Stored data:
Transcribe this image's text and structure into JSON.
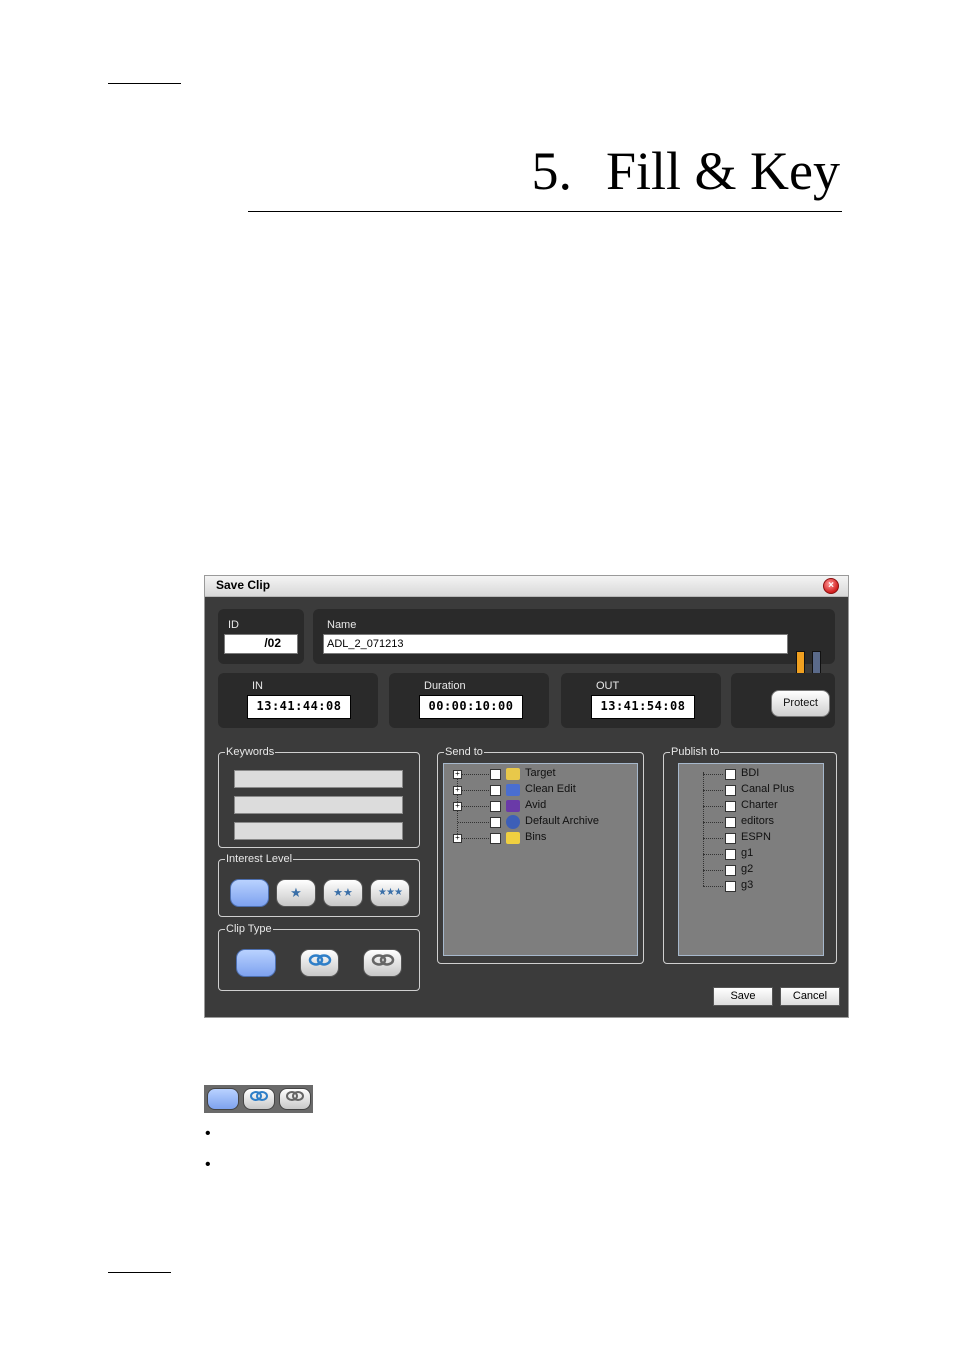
{
  "document": {
    "chapter_number": "5.",
    "chapter_title": "Fill & Key",
    "bullets": [
      "•",
      "•"
    ]
  },
  "dialog": {
    "title": "Save Clip",
    "close_icon": "close-icon",
    "id_label": "ID",
    "id_value": "/02",
    "name_label": "Name",
    "name_value": "ADL_2_071213",
    "in_label": "IN",
    "in_value": "13:41:44:08",
    "duration_label": "Duration",
    "duration_value": "00:00:10:00",
    "out_label": "OUT",
    "out_value": "13:41:54:08",
    "protect_label": "Protect",
    "keywords_label": "Keywords",
    "interest_label": "Interest Level",
    "interest_icons": [
      "none",
      "★",
      "★★",
      "★★★"
    ],
    "clip_type_label": "Clip Type",
    "clip_type_icons": [
      "blank",
      "link-icon",
      "link-grey-icon"
    ],
    "send_to_label": "Send to",
    "send_to_items": [
      {
        "label": "Target",
        "icon": "folder-icon",
        "color": "#e8c84a"
      },
      {
        "label": "Clean Edit",
        "icon": "clean-edit-icon",
        "color": "#4a6ed0"
      },
      {
        "label": "Avid",
        "icon": "avid-icon",
        "color": "#6a3aa8"
      },
      {
        "label": "Default Archive",
        "icon": "archive-icon",
        "color": "#3d5fb8"
      },
      {
        "label": "Bins",
        "icon": "bin-icon",
        "color": "#f0d040"
      }
    ],
    "publish_to_label": "Publish to",
    "publish_to_items": [
      "BDI",
      "Canal Plus",
      "Charter",
      "editors",
      "ESPN",
      "g1",
      "g2",
      "g3"
    ],
    "save_label": "Save",
    "cancel_label": "Cancel",
    "meter_colors": [
      "#f0a020",
      "#5a6a8a"
    ]
  },
  "strip": {
    "icons": [
      "blank",
      "link-icon",
      "link-grey-icon"
    ]
  }
}
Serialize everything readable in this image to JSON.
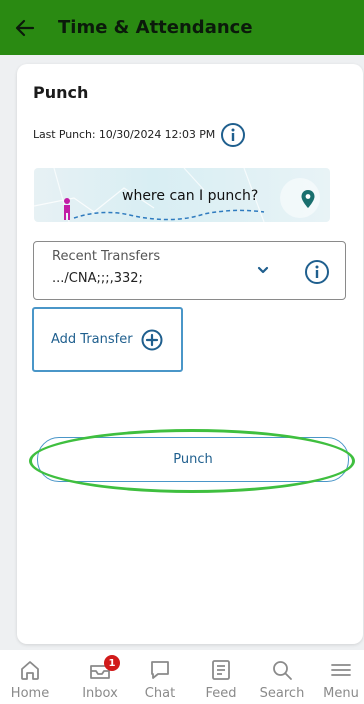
{
  "header": {
    "title": "Time & Attendance",
    "back_icon": "arrow-left-icon",
    "bg_color": "#2a8a12"
  },
  "card": {
    "title": "Punch",
    "last_punch": "Last Punch: 10/30/2024 12:03 PM"
  },
  "map_banner": {
    "text": "where can I punch?",
    "icon": "location-pin-icon"
  },
  "transfers": {
    "label": "Recent Transfers",
    "value": ".../CNA;;;,332;"
  },
  "add_transfer": {
    "label": "Add Transfer"
  },
  "punch_button": {
    "label": "Punch"
  },
  "bottom_nav": {
    "items": [
      {
        "label": "Home",
        "icon": "home-icon"
      },
      {
        "label": "Inbox",
        "icon": "inbox-icon",
        "badge": "1"
      },
      {
        "label": "Chat",
        "icon": "chat-icon"
      },
      {
        "label": "Feed",
        "icon": "feed-icon"
      },
      {
        "label": "Search",
        "icon": "search-icon"
      },
      {
        "label": "Menu",
        "icon": "menu-icon"
      }
    ]
  },
  "colors": {
    "accent": "#1f5f8e",
    "highlight": "#3fbf3f",
    "badge": "#d11a1a"
  }
}
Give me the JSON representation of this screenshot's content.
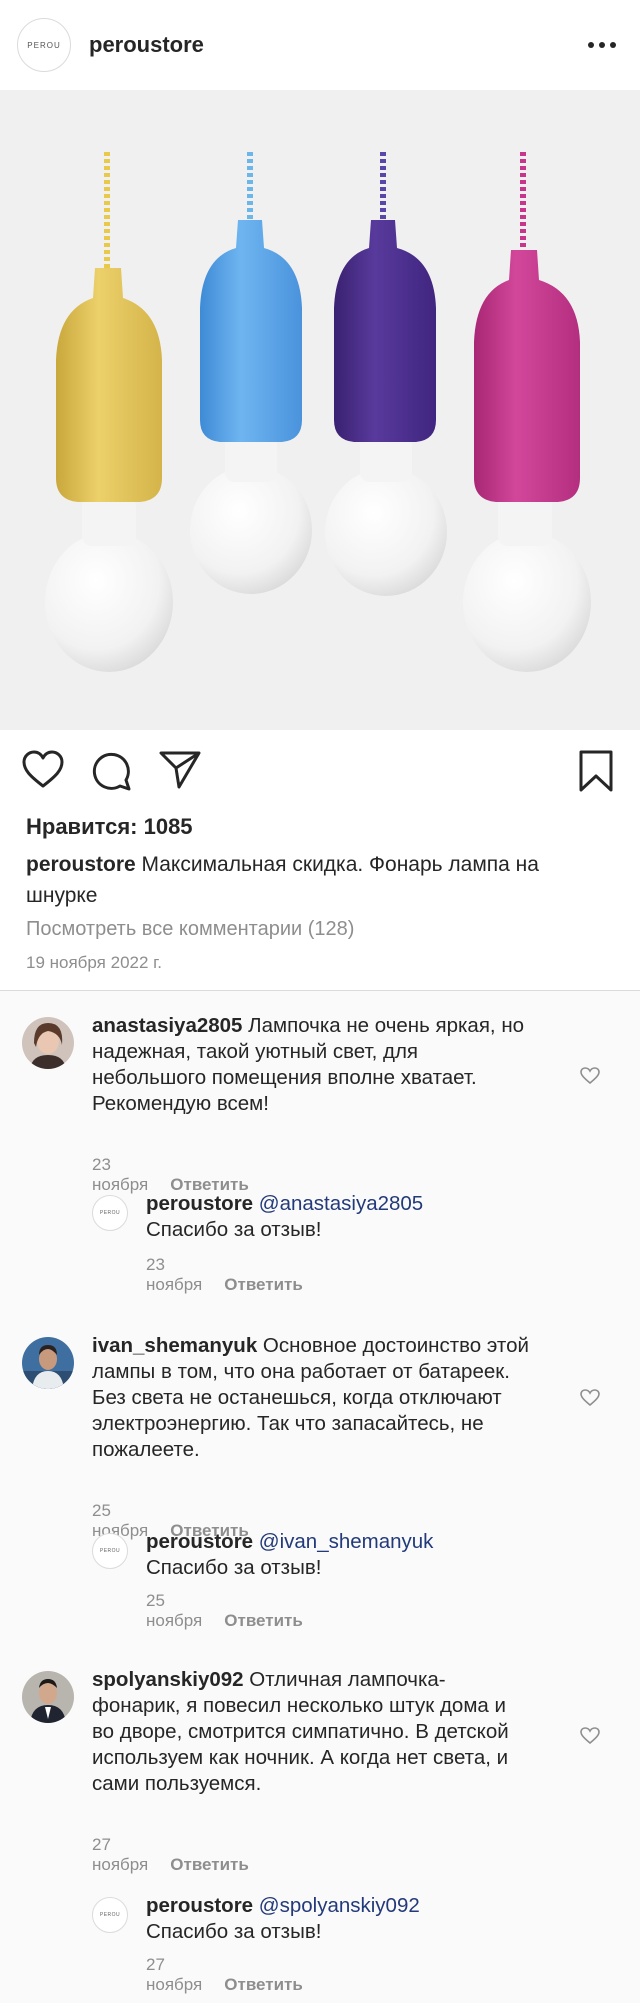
{
  "header": {
    "username": "peroustore",
    "logo_text": "PEROU",
    "more_icon": "more-horizontal-icon"
  },
  "post": {
    "image_alt": "four pull-cord lamps",
    "likes_label": "Нравится: 1085",
    "caption_user": "peroustore",
    "caption_text": " Максимальная скидка. Фонарь лампа на шнурке",
    "view_all_comments": "Посмотреть все комментарии (128)",
    "date": "19 ноября 2022 г."
  },
  "comments": [
    {
      "user": "anastasiya2805",
      "text": " Лампочка не очень яркая, но надежная, такой уютный свет, для небольшого помещения вполне хватает. Рекомендую всем!",
      "date": "23 ноября",
      "reply_label": "Ответить",
      "reply": {
        "user": "peroustore",
        "mention": "@anastasiya2805",
        "text": "Спасибо за отзыв!",
        "date": "23 ноября",
        "reply_label": "Ответить"
      }
    },
    {
      "user": "ivan_shemanyuk",
      "text": " Основное достоинство этой лампы в том, что она работает от батареек. Без света не останешься, когда отключают электроэнергию. Так что запасайтесь, не пожалеете.",
      "date": "25 ноября",
      "reply_label": "Ответить",
      "reply": {
        "user": "peroustore",
        "mention": "@ivan_shemanyuk",
        "text": "Спасибо за отзыв!",
        "date": "25 ноября",
        "reply_label": "Ответить"
      }
    },
    {
      "user": "spolyanskiy092",
      "text": " Отличная лампочка-фонарик, я повесил несколько штук дома и во дворе, смотрится симпатично. В детской используем как ночник. А когда нет света, и сами пользуемся.",
      "date": "27 ноября",
      "reply_label": "Ответить",
      "reply": {
        "user": "peroustore",
        "mention": "@spolyanskiy092",
        "text": "Спасибо за отзыв!",
        "date": "27 ноября",
        "reply_label": "Ответить"
      }
    }
  ],
  "colors": {
    "lamp_yellow": "#e4c55a",
    "lamp_blue": "#5ea6e8",
    "lamp_purple": "#4b2e8c",
    "lamp_pink": "#c8368c",
    "mention": "#233a7a"
  }
}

» **Requirement**
Without the pictures, return the entries exactly as they appear.

» **Correct response**
Transcribe this image's text and structure into JSON.
{
  "document": {
    "chapter_number": "5.",
    "chapter_title": "Fill & Key",
    "bullets": [
      "•",
      "•"
    ]
  },
  "dialog": {
    "title": "Save Clip",
    "close_icon": "close-icon",
    "id_label": "ID",
    "id_value": "/02",
    "name_label": "Name",
    "name_value": "ADL_2_071213",
    "in_label": "IN",
    "in_value": "13:41:44:08",
    "duration_label": "Duration",
    "duration_value": "00:00:10:00",
    "out_label": "OUT",
    "out_value": "13:41:54:08",
    "protect_label": "Protect",
    "keywords_label": "Keywords",
    "interest_label": "Interest Level",
    "interest_icons": [
      "none",
      "★",
      "★★",
      "★★★"
    ],
    "clip_type_label": "Clip Type",
    "clip_type_icons": [
      "blank",
      "link-icon",
      "link-grey-icon"
    ],
    "send_to_label": "Send to",
    "send_to_items": [
      {
        "label": "Target",
        "icon": "folder-icon",
        "color": "#e8c84a"
      },
      {
        "label": "Clean Edit",
        "icon": "clean-edit-icon",
        "color": "#4a6ed0"
      },
      {
        "label": "Avid",
        "icon": "avid-icon",
        "color": "#6a3aa8"
      },
      {
        "label": "Default Archive",
        "icon": "archive-icon",
        "color": "#3d5fb8"
      },
      {
        "label": "Bins",
        "icon": "bin-icon",
        "color": "#f0d040"
      }
    ],
    "publish_to_label": "Publish to",
    "publish_to_items": [
      "BDI",
      "Canal Plus",
      "Charter",
      "editors",
      "ESPN",
      "g1",
      "g2",
      "g3"
    ],
    "save_label": "Save",
    "cancel_label": "Cancel",
    "meter_colors": [
      "#f0a020",
      "#5a6a8a"
    ]
  },
  "strip": {
    "icons": [
      "blank",
      "link-icon",
      "link-grey-icon"
    ]
  }
}
Serialize everything readable in this image to JSON.
{
  "header": {
    "title": "Time & Attendance",
    "back_icon": "arrow-left-icon",
    "bg_color": "#2a8a12"
  },
  "card": {
    "title": "Punch",
    "last_punch": "Last Punch: 10/30/2024 12:03 PM"
  },
  "map_banner": {
    "text": "where can I punch?",
    "icon": "location-pin-icon"
  },
  "transfers": {
    "label": "Recent Transfers",
    "value": ".../CNA;;;,332;"
  },
  "add_transfer": {
    "label": "Add Transfer"
  },
  "punch_button": {
    "label": "Punch"
  },
  "bottom_nav": {
    "items": [
      {
        "label": "Home",
        "icon": "home-icon"
      },
      {
        "label": "Inbox",
        "icon": "inbox-icon",
        "badge": "1"
      },
      {
        "label": "Chat",
        "icon": "chat-icon"
      },
      {
        "label": "Feed",
        "icon": "feed-icon"
      },
      {
        "label": "Search",
        "icon": "search-icon"
      },
      {
        "label": "Menu",
        "icon": "menu-icon"
      }
    ]
  },
  "colors": {
    "accent": "#1f5f8e",
    "highlight": "#3fbf3f",
    "badge": "#d11a1a"
  }
}
Give me the JSON representation of this screenshot's content.
{
  "header": {
    "username": "peroustore",
    "logo_text": "PEROU",
    "more_icon": "more-horizontal-icon"
  },
  "post": {
    "image_alt": "four pull-cord lamps",
    "likes_label": "Нравится: 1085",
    "caption_user": "peroustore",
    "caption_text": " Максимальная скидка. Фонарь лампа на шнурке",
    "view_all_comments": "Посмотреть все комментарии (128)",
    "date": "19 ноября 2022 г."
  },
  "comments": [
    {
      "user": "anastasiya2805",
      "text": " Лампочка не очень яркая, но надежная, такой уютный свет, для небольшого помещения вполне хватает. Рекомендую всем!",
      "date": "23 ноября",
      "reply_label": "Ответить",
      "reply": {
        "user": "peroustore",
        "mention": "@anastasiya2805",
        "text": "Спасибо за отзыв!",
        "date": "23 ноября",
        "reply_label": "Ответить"
      }
    },
    {
      "user": "ivan_shemanyuk",
      "text": " Основное достоинство этой лампы в том, что она работает от батареек. Без света не останешься, когда отключают электроэнергию. Так что запасайтесь, не пожалеете.",
      "date": "25 ноября",
      "reply_label": "Ответить",
      "reply": {
        "user": "peroustore",
        "mention": "@ivan_shemanyuk",
        "text": "Спасибо за отзыв!",
        "date": "25 ноября",
        "reply_label": "Ответить"
      }
    },
    {
      "user": "spolyanskiy092",
      "text": " Отличная лампочка-фонарик, я повесил несколько штук дома и во дворе, смотрится симпатично. В детской используем как ночник. А когда нет света, и сами пользуемся.",
      "date": "27 ноября",
      "reply_label": "Ответить",
      "reply": {
        "user": "peroustore",
        "mention": "@spolyanskiy092",
        "text": "Спасибо за отзыв!",
        "date": "27 ноября",
        "reply_label": "Ответить"
      }
    }
  ],
  "colors": {
    "lamp_yellow": "#e4c55a",
    "lamp_blue": "#5ea6e8",
    "lamp_purple": "#4b2e8c",
    "lamp_pink": "#c8368c",
    "mention": "#233a7a"
  }
}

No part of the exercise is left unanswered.